Exercise directions — Set down all of the data exactly as it appears.

Stored items —
===============

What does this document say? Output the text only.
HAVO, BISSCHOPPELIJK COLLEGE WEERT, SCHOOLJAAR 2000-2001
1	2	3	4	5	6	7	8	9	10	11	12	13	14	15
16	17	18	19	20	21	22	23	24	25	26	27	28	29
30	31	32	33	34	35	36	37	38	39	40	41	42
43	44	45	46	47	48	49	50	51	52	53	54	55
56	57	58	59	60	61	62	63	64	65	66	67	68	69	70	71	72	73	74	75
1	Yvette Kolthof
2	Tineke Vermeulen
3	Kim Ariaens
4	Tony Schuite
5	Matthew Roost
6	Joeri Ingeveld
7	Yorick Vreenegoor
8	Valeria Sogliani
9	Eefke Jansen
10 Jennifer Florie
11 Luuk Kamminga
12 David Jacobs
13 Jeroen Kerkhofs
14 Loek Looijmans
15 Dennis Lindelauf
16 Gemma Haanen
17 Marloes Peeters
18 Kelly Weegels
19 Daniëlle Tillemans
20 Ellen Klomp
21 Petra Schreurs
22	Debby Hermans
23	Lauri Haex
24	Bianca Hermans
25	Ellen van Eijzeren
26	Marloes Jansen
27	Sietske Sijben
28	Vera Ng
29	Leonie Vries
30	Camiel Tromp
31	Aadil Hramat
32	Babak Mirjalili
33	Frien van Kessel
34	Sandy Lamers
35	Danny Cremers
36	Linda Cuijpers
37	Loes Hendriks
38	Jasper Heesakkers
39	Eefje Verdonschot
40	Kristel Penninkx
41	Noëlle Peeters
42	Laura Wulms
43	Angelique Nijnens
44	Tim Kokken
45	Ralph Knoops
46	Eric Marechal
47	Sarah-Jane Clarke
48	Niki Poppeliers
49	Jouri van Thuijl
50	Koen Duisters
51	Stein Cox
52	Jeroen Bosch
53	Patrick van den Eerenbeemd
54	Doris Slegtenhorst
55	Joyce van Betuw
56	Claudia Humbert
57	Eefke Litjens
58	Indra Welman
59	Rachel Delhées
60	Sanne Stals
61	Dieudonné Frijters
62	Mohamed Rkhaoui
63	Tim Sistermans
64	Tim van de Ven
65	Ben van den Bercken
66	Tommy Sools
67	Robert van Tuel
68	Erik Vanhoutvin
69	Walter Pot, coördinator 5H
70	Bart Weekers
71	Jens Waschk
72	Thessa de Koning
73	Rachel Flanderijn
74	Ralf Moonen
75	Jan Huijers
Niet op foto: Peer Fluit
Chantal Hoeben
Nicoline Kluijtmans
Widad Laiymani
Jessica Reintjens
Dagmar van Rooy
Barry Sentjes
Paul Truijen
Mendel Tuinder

===============

Expected output —
What does this document say? Output the text only.
HAVO, BISSCHOPPELIJK COLLEGE WEERT, SCHOOLJAAR 2000-2001
1	2	3	4	5	6	7	8	9	10	11	12	13	14	15
16	17	18	19	20	21	22	23	24	25	26	27	28	29
30	31	32	33	34	35	36	37	38	39	40	41	42
43	44	45	46	47	48	49	50	51	52	53	54	55
56	57	58	59	60	61	62	63	64	65	66	67	68	69	70	71	72	73	74	75
1	Yvette Kolthof
2	Tineke Vermeulen
3	Kim Ariaens
4	Tony Schuite
5	Matthew Roost
6	Joeri Ingeveld
7	Yorick Vreenegoor
8	Valeria Sogliani
9	Eefke Jansen
10 Jennifer Florie
11 Luuk Kamminga
12 David Jacobs
13 Jeroen Kerkhofs
14 Loek Looijmans
15 Dennis Lindelauf
16 Gemma Haanen
17 Marloes Peeters
18 Kelly Weegels
19 Daniëlle Tillemans
20 Ellen Klomp
21 Petra Schreurs
22	Debby Hermans
23	Lauri Haex
24	Bianca Hermans
25	Ellen van Eijzeren
26	Marloes Jansen
27	Sietske Sijben
28	Vera Ng
29	Leonie Vries
30	Camiel Tromp
31	Aadil Hramat
32	Babak Mirjalili
33	Frien van Kessel
34	Sandy Lamers
35	Danny Cremers
36	Linda Cuijpers
37	Loes Hendriks
38	Jasper Heesakkers
39	Eefje Verdonschot
40	Kristel Penninkx
41	Noëlle Peeters
42	Laura Wulms
43	Angelique Nijnens
44	Tim Kokken
45	Ralph Knoops
46	Eric Marechal
47	Sarah-Jane Clarke
48	Niki Poppeliers
49	Jouri van Thuijl
50	Koen Duisters
51	Stein Cox
52	Jeroen Bosch
53	Patrick van den Eerenbeemd
54	Doris Slegtenhorst
55	Joyce van Betuw
56	Claudia Humbert
57	Eefke Litjens
58	Indra Welman
59	Rachel Delhées
60	Sanne Stals
61	Dieudonné Frijters
62	Mohamed Rkhaoui
63	Tim Sistermans
64	Tim van de Ven
65	Ben van den Bercken
66	Tommy Sools
67	Robert van Tuel
68	Erik Vanhoutvin
69	Walter Pot, coördinator 5H
70	Bart Weekers
71	Jens Waschk
72	Thessa de Koning
73	Rachel Flanderijn
74	Ralf Moonen
75	Jan Huijers
Niet op foto: Peer Fluit
Chantal Hoeben
Nicoline Kluijtmans
Widad Laiymani
Jessica Reintjens
Dagmar van Rooy
Barry Sentjes
Paul Truijen
Mendel Tuinder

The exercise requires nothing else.